» **AIM**
Check every line below for the word "data" and copy the ones that have it.

* START RECORDED INFORMATION *

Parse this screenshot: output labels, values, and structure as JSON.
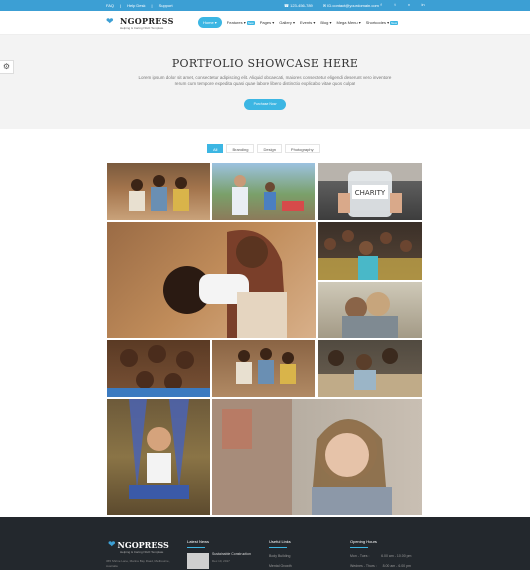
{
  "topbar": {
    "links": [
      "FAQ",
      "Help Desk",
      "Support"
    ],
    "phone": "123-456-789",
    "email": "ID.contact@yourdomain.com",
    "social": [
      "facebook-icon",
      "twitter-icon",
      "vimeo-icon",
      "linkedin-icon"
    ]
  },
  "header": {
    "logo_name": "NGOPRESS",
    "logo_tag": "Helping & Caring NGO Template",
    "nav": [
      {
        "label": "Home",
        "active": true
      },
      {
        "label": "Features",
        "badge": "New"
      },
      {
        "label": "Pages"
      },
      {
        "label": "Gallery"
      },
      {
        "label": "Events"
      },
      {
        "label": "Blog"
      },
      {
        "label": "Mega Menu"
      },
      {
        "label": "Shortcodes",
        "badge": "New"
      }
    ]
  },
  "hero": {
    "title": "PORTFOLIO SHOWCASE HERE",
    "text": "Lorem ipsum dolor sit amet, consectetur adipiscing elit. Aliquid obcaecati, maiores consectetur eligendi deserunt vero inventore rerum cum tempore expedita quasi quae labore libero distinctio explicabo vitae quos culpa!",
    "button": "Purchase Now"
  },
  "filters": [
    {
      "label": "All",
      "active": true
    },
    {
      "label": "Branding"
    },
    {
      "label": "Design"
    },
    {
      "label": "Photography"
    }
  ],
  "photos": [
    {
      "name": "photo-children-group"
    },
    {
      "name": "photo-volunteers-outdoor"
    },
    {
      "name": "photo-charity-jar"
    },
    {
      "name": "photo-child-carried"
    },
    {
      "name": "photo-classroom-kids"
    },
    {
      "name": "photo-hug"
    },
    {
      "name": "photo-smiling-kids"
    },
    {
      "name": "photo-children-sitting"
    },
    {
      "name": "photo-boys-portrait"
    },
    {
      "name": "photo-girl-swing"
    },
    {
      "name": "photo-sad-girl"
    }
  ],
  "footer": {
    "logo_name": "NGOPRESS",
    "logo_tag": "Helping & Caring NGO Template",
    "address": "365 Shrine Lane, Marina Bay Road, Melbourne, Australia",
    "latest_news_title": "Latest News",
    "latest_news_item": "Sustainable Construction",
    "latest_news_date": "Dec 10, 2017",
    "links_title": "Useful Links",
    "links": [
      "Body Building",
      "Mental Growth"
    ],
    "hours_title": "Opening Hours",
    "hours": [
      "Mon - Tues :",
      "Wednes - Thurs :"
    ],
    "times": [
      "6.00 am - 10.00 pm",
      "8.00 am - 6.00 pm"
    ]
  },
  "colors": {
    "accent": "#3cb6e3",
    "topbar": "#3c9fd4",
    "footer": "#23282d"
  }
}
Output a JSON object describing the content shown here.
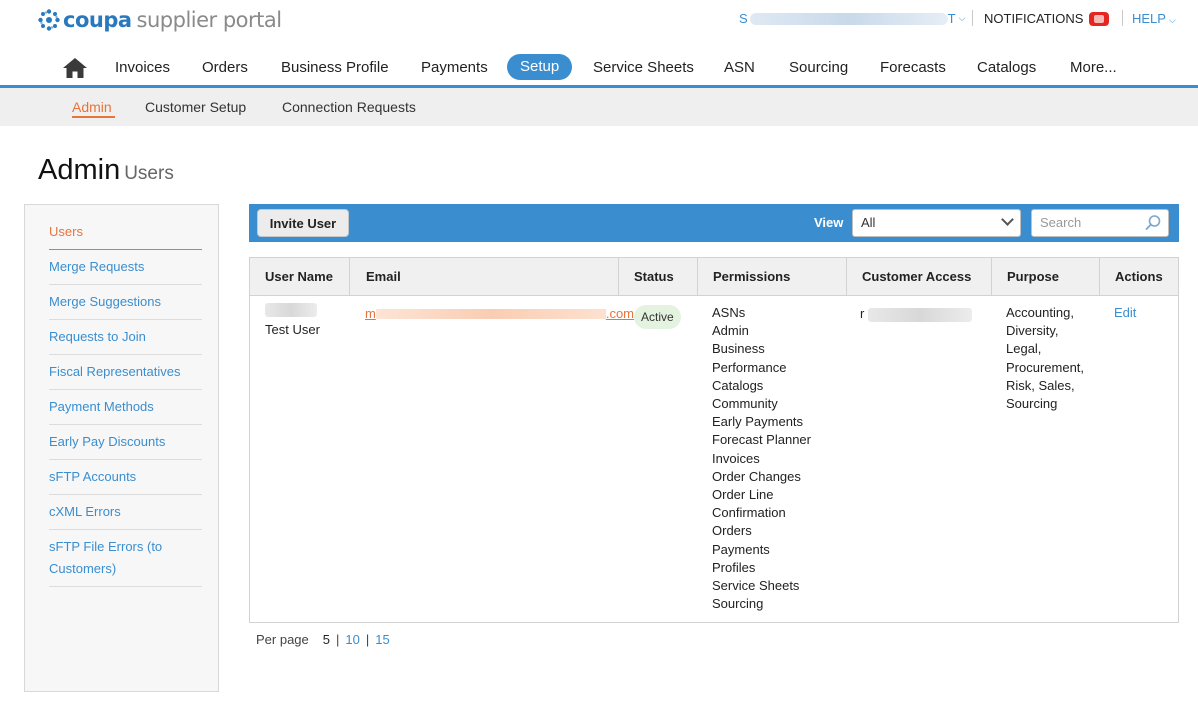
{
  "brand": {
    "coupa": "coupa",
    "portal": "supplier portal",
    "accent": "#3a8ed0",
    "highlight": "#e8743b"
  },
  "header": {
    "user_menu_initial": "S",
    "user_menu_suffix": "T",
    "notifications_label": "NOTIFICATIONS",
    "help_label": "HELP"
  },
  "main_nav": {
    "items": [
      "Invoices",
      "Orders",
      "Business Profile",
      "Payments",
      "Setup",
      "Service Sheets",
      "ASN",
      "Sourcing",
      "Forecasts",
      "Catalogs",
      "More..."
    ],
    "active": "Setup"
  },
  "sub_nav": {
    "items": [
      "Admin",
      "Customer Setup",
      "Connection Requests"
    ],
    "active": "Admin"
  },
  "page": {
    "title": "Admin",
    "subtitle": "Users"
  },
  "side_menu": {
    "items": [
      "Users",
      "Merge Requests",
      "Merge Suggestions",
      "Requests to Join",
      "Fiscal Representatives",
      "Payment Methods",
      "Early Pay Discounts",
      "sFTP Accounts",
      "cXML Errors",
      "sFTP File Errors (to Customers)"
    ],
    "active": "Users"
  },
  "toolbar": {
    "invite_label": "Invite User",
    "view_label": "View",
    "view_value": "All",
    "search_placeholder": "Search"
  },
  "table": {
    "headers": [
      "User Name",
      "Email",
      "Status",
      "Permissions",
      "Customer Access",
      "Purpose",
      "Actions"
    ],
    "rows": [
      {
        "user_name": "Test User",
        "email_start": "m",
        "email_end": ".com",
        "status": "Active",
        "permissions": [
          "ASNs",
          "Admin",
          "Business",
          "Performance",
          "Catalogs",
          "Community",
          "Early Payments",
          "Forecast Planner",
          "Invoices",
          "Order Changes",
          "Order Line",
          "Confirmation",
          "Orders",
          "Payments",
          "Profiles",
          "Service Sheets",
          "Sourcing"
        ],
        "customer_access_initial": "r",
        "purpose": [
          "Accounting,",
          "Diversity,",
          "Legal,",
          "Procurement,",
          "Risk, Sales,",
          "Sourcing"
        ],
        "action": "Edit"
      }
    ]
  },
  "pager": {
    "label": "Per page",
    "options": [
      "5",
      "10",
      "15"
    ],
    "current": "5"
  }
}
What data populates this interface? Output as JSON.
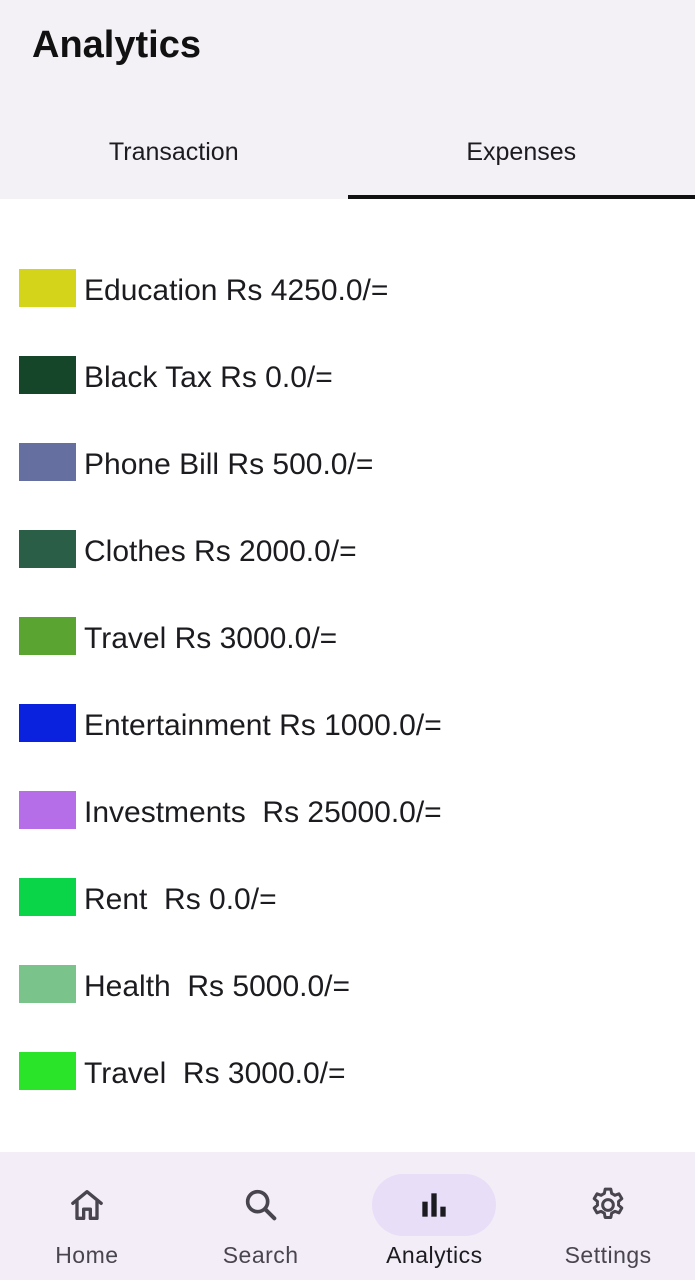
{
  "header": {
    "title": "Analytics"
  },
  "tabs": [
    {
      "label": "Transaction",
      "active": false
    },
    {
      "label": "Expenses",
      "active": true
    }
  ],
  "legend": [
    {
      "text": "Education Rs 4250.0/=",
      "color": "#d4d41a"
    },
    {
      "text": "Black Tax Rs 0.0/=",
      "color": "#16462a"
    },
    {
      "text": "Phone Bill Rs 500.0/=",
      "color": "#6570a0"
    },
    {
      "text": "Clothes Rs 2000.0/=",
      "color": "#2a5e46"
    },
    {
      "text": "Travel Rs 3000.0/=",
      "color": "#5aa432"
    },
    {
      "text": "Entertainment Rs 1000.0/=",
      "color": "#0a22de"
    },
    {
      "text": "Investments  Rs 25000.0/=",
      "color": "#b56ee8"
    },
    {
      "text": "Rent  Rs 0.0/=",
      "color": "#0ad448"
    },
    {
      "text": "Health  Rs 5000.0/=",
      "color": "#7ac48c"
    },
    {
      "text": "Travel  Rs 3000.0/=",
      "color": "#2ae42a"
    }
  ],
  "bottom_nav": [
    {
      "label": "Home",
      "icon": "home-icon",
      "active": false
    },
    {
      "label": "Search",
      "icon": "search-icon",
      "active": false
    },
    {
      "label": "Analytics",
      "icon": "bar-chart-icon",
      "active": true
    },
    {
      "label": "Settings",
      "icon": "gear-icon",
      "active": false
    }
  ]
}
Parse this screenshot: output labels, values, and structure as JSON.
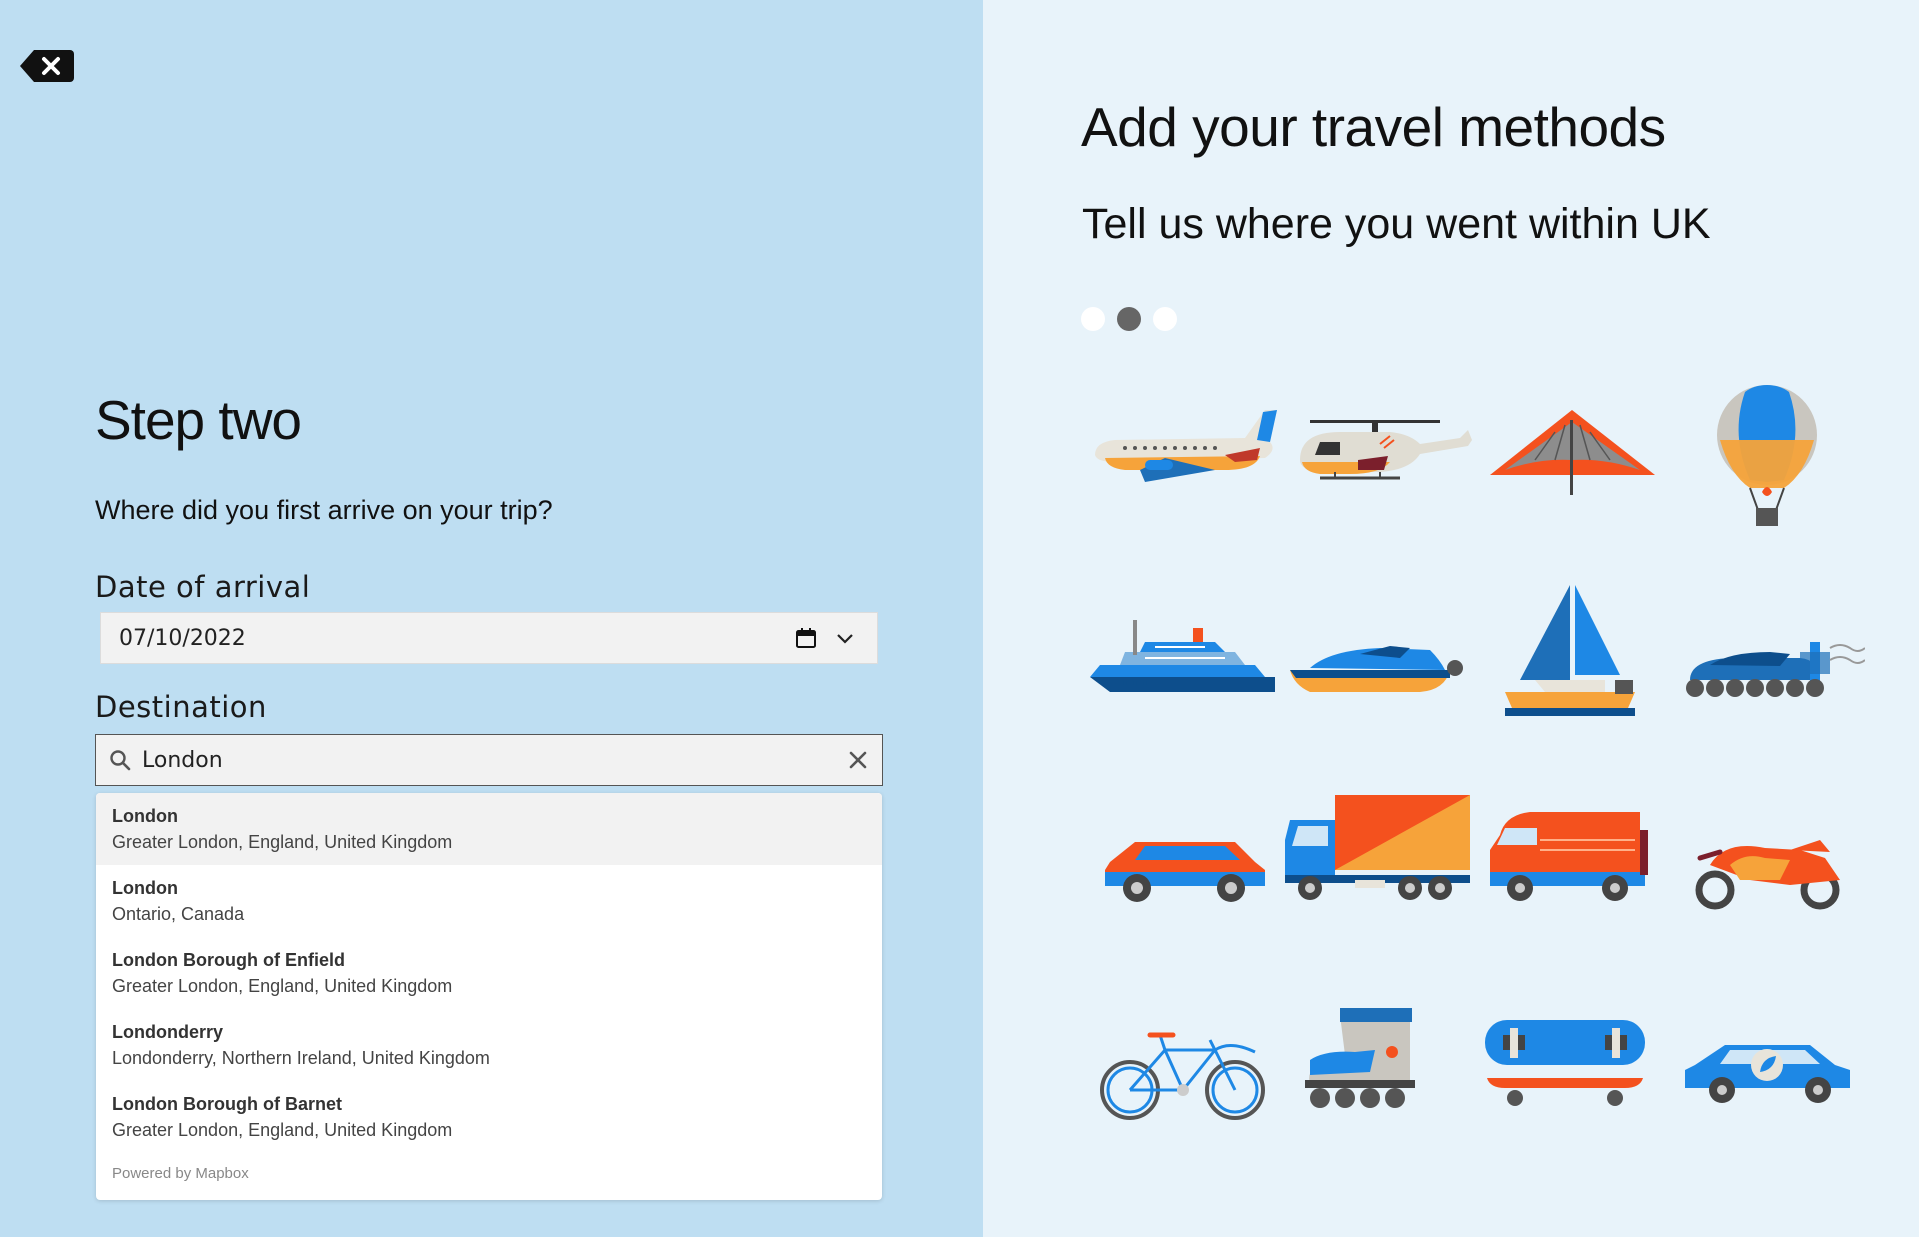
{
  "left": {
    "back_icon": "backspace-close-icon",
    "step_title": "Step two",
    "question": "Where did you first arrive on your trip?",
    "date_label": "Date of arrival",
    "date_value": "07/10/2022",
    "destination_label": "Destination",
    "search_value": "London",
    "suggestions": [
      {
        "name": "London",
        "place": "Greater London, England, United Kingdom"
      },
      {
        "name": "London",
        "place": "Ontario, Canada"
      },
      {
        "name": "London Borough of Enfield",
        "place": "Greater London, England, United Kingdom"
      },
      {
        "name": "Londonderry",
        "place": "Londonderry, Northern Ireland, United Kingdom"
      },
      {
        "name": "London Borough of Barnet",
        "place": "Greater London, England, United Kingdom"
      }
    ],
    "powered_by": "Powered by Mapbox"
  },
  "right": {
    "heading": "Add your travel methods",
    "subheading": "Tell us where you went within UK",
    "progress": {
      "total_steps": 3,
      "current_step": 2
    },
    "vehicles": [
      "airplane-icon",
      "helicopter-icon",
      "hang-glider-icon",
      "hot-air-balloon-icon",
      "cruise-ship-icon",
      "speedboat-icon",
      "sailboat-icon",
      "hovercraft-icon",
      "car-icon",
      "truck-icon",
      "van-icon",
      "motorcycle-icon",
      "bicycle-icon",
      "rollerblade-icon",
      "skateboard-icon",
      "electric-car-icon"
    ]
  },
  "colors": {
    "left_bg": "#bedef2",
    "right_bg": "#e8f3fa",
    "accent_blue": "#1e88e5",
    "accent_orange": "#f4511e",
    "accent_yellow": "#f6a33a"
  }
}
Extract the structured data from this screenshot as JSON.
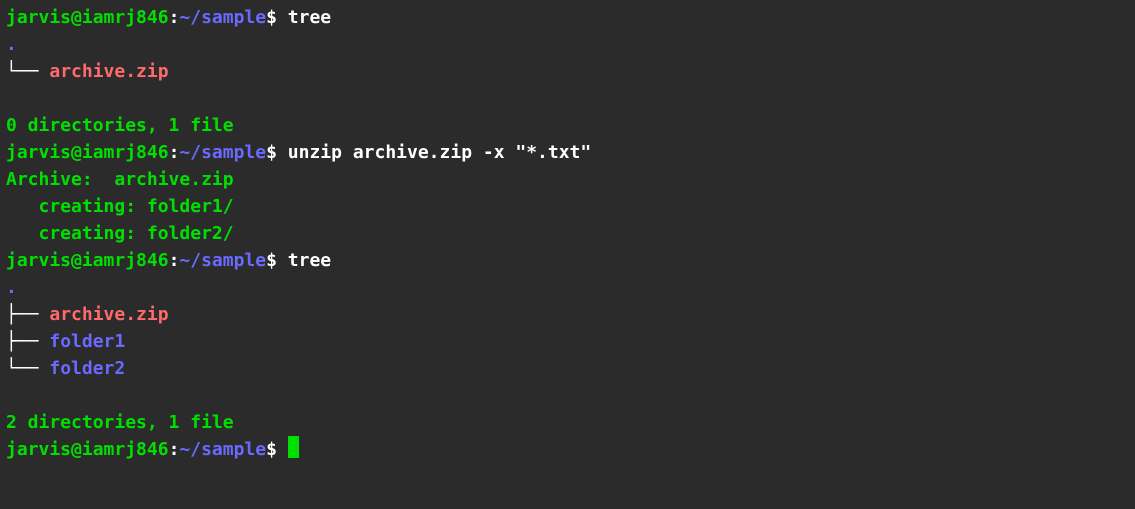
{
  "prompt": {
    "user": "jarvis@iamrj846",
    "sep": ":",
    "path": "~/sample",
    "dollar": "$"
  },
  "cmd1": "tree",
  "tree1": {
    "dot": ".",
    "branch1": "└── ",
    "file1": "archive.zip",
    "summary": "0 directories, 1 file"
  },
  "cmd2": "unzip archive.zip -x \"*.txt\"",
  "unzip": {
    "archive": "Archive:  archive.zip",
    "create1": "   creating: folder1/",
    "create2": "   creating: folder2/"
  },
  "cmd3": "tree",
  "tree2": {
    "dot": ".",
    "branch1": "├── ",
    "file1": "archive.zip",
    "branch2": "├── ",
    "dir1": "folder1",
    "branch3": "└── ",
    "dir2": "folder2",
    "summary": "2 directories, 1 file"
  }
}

* END RECORDED INFORMATION *

» **THE SOLUTION**
What data populates this interface? Output as JSON.
Extract the structured data from this screenshot as JSON.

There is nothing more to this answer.